→ What the task asks
Write the data out again in full, with no departure from the original.

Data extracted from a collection
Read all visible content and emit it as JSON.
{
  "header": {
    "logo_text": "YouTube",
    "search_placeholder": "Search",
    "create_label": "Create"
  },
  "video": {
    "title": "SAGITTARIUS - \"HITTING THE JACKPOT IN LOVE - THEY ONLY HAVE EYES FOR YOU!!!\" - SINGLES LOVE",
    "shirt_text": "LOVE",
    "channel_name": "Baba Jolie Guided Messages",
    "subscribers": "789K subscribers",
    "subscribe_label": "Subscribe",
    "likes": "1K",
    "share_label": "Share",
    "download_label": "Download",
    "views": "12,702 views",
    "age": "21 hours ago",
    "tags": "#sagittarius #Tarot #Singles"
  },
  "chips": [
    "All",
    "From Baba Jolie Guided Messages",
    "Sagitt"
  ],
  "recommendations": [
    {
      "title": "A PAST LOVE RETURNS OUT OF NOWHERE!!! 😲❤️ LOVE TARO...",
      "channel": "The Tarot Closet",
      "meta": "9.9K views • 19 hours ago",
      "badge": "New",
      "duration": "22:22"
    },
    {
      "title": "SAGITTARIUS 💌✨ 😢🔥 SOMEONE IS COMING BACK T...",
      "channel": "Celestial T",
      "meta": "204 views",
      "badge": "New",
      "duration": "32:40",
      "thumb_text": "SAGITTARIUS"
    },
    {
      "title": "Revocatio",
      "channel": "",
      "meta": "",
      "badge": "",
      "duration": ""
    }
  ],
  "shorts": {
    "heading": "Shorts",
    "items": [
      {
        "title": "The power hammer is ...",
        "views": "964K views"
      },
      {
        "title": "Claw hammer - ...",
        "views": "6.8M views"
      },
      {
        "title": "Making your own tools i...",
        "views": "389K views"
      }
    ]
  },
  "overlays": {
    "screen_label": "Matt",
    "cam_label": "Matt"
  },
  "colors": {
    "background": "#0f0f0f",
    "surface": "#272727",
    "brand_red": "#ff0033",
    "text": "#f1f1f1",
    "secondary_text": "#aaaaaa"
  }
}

→ Completed task
Read all visible content and emit it as JSON.
{
  "header": {
    "logo_text": "YouTube",
    "search_placeholder": "Search",
    "create_label": "Create"
  },
  "video": {
    "title": "SAGITTARIUS - \"HITTING THE JACKPOT IN LOVE - THEY ONLY HAVE EYES FOR YOU!!!\" - SINGLES LOVE",
    "shirt_text": "LOVE",
    "channel_name": "Baba Jolie Guided Messages",
    "subscribers": "789K subscribers",
    "subscribe_label": "Subscribe",
    "likes": "1K",
    "share_label": "Share",
    "download_label": "Download",
    "views": "12,702 views",
    "age": "21 hours ago",
    "tags": "#sagittarius #Tarot #Singles"
  },
  "chips": [
    "All",
    "From Baba Jolie Guided Messages",
    "Sagitt"
  ],
  "recommendations": [
    {
      "title": "A PAST LOVE RETURNS OUT OF NOWHERE!!! 😲❤️ LOVE TARO...",
      "channel": "The Tarot Closet",
      "meta": "9.9K views • 19 hours ago",
      "badge": "New",
      "duration": "22:22"
    },
    {
      "title": "SAGITTARIUS 💌✨ 😢🔥 SOMEONE IS COMING BACK T...",
      "channel": "Celestial T",
      "meta": "204 views",
      "badge": "New",
      "duration": "32:40",
      "thumb_text": "SAGITTARIUS"
    },
    {
      "title": "Revocatio",
      "channel": "",
      "meta": "",
      "badge": "",
      "duration": ""
    }
  ],
  "shorts": {
    "heading": "Shorts",
    "items": [
      {
        "title": "The power hammer is ...",
        "views": "964K views"
      },
      {
        "title": "Claw hammer - ...",
        "views": "6.8M views"
      },
      {
        "title": "Making your own tools i...",
        "views": "389K views"
      }
    ]
  },
  "overlays": {
    "screen_label": "Matt",
    "cam_label": "Matt"
  },
  "colors": {
    "background": "#0f0f0f",
    "surface": "#272727",
    "brand_red": "#ff0033",
    "text": "#f1f1f1",
    "secondary_text": "#aaaaaa"
  }
}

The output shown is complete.